Your task is to copy each line that has the word "into".

RECORD LIST.
::::::

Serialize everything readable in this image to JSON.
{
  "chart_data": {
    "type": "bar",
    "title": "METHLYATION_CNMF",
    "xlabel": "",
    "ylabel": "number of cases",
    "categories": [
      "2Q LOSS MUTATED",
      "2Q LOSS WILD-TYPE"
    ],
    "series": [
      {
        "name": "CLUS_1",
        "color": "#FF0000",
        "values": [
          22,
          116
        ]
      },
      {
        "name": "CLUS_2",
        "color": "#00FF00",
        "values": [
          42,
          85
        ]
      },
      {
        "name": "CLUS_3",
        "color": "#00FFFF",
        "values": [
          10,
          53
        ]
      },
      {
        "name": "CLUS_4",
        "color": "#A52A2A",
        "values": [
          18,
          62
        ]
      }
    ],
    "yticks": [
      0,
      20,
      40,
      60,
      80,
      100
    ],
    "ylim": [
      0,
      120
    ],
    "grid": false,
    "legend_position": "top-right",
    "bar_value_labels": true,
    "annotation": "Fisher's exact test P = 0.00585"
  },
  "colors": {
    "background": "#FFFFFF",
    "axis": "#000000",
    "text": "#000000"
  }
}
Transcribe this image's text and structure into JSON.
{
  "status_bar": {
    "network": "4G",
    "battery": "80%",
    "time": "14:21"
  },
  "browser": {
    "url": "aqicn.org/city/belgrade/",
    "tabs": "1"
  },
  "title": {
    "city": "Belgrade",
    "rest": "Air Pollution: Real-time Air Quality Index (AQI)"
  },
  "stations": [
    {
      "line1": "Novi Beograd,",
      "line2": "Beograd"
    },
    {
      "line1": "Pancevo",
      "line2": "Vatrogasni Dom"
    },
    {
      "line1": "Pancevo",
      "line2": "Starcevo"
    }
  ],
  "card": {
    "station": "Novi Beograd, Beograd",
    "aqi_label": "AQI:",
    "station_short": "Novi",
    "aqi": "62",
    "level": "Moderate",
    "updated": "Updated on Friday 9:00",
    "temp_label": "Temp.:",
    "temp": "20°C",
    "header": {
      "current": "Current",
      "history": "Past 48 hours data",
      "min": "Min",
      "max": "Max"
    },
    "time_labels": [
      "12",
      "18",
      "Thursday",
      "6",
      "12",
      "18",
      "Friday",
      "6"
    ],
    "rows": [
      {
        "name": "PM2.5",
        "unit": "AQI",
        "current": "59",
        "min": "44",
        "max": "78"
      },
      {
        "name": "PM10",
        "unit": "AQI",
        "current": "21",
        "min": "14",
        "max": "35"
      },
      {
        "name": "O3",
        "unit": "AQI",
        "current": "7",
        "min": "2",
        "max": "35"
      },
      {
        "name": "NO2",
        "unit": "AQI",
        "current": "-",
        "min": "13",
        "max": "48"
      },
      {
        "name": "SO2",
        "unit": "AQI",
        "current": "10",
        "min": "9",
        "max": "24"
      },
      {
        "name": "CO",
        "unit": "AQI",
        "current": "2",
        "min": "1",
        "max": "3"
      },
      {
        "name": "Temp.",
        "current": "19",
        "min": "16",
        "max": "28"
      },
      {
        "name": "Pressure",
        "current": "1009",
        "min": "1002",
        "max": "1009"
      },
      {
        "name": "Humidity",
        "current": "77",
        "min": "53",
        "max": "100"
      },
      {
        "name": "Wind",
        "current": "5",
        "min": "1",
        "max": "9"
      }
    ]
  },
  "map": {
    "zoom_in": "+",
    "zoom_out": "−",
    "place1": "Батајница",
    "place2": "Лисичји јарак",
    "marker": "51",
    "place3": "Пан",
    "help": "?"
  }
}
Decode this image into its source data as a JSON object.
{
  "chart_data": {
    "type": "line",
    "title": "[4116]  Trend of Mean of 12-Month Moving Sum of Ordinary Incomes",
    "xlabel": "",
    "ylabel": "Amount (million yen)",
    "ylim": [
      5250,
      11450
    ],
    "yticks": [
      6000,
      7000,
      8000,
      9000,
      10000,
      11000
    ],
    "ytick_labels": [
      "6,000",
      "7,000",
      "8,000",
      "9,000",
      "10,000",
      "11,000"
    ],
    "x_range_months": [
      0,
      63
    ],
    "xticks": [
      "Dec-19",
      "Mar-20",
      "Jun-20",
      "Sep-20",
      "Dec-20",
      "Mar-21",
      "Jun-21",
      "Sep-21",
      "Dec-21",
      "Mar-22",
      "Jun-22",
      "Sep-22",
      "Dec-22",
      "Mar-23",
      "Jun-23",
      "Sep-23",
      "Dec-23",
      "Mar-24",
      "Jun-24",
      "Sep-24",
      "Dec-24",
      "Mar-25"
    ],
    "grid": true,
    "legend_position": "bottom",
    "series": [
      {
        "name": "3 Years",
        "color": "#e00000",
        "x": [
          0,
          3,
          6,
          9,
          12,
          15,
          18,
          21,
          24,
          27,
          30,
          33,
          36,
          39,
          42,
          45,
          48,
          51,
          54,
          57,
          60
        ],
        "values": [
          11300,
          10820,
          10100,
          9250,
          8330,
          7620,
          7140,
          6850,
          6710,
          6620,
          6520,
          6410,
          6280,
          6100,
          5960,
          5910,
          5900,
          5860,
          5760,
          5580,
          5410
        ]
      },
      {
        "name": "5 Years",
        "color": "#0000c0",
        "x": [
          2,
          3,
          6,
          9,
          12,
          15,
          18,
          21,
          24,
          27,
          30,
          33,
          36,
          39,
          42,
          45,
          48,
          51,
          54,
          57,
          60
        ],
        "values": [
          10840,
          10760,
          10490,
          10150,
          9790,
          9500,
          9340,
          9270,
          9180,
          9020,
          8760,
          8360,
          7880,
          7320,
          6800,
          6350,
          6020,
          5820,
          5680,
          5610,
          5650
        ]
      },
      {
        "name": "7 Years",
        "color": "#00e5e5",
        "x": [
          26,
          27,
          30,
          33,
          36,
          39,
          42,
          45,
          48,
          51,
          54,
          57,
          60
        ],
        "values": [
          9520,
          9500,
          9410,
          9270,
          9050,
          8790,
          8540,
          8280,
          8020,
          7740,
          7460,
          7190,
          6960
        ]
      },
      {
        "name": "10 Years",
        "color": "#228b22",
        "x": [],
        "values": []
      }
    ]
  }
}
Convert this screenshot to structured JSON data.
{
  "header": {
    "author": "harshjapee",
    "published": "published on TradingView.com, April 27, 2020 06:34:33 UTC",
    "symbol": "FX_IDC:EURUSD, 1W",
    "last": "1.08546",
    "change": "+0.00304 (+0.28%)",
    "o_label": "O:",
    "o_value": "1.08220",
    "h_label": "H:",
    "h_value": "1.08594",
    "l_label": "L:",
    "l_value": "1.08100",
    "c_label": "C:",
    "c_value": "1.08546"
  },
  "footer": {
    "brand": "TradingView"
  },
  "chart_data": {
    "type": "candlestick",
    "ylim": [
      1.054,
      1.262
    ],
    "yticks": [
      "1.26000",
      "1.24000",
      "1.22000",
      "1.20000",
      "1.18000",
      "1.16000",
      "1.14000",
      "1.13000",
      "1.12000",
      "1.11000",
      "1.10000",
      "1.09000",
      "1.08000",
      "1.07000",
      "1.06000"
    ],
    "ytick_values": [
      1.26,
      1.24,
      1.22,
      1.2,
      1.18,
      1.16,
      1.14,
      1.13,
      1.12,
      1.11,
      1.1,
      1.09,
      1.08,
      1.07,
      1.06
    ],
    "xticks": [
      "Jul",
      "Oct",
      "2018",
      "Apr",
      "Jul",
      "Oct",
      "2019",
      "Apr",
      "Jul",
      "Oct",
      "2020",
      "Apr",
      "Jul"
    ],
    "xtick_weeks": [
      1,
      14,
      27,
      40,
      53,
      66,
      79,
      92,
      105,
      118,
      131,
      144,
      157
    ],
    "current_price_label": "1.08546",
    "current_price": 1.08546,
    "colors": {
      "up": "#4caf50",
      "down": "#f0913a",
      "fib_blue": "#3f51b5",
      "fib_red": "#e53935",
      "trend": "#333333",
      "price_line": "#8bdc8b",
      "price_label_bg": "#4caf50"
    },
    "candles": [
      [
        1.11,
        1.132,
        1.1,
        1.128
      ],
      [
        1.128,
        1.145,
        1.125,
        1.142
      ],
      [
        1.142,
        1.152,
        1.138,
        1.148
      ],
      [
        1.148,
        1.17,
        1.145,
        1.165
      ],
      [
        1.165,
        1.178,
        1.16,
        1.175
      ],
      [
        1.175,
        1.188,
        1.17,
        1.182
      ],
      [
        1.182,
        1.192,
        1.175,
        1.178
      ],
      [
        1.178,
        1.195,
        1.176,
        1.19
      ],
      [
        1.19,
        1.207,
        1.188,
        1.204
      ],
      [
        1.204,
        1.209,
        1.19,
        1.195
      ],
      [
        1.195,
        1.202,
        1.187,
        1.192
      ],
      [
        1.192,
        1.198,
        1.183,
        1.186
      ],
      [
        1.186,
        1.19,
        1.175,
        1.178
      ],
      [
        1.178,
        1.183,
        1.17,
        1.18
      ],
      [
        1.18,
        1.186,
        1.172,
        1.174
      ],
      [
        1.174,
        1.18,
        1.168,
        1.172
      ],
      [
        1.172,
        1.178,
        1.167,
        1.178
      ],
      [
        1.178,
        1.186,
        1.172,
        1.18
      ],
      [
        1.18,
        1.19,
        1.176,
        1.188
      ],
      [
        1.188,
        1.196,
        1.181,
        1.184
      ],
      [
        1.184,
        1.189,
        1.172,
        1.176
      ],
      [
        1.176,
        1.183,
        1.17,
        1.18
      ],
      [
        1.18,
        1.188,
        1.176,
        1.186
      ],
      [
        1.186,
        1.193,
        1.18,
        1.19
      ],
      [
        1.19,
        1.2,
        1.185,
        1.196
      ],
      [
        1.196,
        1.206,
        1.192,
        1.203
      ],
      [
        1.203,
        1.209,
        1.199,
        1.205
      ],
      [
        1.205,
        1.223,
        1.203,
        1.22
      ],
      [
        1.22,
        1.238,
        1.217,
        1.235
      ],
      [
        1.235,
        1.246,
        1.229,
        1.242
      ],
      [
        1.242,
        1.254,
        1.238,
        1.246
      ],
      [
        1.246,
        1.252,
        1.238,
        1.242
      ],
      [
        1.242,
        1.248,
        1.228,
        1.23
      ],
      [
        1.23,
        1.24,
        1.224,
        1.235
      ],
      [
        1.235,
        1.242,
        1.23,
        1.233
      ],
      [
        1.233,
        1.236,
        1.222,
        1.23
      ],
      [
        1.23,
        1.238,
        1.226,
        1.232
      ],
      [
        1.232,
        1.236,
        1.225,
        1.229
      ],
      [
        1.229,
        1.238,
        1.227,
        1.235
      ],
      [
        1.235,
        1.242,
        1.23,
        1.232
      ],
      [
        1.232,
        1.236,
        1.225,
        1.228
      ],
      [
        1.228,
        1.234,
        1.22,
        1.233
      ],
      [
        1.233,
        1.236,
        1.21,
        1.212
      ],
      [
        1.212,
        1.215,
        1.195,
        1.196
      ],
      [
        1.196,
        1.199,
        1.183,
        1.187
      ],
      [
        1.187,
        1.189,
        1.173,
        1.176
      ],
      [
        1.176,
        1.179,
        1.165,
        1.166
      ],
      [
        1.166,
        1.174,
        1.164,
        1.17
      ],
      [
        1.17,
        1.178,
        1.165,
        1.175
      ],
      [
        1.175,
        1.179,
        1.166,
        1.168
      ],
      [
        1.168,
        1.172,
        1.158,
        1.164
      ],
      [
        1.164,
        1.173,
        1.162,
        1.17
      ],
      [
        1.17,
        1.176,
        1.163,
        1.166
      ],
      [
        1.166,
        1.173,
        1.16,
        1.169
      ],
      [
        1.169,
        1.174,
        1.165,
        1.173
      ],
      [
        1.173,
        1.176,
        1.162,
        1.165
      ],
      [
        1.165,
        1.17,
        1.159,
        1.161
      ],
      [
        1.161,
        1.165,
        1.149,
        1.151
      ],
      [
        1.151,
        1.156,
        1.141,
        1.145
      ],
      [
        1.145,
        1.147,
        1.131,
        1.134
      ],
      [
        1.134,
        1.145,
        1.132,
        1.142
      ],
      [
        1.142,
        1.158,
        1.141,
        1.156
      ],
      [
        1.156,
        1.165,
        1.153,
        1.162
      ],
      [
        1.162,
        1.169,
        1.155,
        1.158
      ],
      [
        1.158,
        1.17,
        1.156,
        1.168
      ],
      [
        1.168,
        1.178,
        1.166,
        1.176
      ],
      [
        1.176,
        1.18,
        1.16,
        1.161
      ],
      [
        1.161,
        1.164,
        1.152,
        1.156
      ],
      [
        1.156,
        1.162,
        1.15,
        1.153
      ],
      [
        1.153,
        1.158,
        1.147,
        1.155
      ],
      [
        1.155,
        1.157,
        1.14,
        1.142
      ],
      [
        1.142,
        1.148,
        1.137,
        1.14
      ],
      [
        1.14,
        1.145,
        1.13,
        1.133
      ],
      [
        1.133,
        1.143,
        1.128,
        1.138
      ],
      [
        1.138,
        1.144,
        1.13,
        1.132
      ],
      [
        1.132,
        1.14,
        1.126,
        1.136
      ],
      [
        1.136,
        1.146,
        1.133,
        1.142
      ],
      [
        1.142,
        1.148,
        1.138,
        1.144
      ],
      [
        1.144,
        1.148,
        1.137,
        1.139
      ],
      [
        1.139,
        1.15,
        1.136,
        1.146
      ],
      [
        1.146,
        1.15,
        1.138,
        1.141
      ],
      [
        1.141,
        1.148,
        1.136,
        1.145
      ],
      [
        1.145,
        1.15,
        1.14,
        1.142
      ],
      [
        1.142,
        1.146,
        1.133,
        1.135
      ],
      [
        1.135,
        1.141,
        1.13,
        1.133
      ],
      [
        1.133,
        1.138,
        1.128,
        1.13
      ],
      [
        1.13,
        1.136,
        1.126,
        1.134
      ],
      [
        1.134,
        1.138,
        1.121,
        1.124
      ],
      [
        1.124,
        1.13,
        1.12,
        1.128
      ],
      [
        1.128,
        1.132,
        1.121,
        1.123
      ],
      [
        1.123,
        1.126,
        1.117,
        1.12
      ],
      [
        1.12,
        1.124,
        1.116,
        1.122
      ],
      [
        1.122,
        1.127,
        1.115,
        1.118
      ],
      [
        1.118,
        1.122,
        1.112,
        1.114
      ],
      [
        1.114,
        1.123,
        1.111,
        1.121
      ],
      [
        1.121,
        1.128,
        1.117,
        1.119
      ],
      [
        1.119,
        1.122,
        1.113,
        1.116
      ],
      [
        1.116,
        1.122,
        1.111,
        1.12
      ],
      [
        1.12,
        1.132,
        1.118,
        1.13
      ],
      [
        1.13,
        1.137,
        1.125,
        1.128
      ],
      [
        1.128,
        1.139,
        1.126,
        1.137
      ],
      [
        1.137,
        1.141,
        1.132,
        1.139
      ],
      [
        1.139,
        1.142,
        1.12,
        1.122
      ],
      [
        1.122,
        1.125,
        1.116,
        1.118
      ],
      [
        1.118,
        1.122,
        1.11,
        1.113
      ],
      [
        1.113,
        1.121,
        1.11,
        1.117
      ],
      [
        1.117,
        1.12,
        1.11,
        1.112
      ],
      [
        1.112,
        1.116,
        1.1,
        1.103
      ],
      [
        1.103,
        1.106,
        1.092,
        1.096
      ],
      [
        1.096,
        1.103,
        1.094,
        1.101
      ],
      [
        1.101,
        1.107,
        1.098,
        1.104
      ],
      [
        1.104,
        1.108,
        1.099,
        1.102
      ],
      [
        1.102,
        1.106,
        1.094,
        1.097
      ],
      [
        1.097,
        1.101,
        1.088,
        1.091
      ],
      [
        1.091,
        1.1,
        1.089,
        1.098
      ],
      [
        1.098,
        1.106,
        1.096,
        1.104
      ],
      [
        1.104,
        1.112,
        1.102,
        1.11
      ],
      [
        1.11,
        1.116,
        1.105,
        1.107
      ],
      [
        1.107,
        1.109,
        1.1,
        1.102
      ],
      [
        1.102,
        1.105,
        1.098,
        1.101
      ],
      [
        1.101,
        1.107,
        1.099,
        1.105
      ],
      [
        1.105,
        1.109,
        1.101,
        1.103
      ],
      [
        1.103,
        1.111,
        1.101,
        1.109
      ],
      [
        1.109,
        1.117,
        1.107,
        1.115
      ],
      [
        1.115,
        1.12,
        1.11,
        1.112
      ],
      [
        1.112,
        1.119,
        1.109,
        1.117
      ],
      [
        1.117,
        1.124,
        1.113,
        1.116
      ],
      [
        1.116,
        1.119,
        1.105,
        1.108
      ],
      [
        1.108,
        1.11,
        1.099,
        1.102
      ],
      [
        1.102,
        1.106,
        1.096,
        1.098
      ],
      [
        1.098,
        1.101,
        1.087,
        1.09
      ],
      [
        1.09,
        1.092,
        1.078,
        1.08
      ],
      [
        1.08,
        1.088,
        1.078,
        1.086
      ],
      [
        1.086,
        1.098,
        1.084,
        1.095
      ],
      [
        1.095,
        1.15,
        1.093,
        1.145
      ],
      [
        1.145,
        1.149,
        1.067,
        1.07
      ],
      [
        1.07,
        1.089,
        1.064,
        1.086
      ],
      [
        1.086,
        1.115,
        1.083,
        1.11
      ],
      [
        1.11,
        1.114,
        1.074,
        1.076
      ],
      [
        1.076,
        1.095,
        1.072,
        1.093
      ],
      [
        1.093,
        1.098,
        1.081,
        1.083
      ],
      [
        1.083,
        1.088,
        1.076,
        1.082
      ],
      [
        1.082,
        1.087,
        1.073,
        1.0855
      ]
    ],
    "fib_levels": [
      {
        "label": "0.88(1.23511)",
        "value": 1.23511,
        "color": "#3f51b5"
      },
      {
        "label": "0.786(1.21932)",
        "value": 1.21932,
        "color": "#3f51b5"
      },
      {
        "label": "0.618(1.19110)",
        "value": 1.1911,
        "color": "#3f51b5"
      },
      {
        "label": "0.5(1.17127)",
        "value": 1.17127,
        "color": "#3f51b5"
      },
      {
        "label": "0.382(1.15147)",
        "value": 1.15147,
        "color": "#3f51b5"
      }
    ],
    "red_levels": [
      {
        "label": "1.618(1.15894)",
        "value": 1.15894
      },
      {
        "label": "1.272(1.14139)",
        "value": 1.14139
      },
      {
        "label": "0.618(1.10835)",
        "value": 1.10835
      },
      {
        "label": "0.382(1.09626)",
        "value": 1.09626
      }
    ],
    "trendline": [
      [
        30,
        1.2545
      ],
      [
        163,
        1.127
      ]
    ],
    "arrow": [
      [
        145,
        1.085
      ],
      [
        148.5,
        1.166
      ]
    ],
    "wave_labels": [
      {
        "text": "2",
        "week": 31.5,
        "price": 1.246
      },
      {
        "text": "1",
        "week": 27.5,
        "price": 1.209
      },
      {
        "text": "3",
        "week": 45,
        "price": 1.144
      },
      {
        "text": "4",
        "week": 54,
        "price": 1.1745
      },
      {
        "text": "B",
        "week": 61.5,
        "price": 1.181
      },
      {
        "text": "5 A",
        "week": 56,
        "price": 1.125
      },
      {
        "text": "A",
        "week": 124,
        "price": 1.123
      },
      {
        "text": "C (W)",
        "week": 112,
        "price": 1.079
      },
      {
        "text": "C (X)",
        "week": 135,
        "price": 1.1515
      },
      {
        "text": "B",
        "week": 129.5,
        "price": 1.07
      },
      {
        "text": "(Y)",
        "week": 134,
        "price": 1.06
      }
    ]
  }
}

::::::

THE RESPONSE.
Transcribe this image's text and structure into JSON.
Decode this image into its source data as a JSON object.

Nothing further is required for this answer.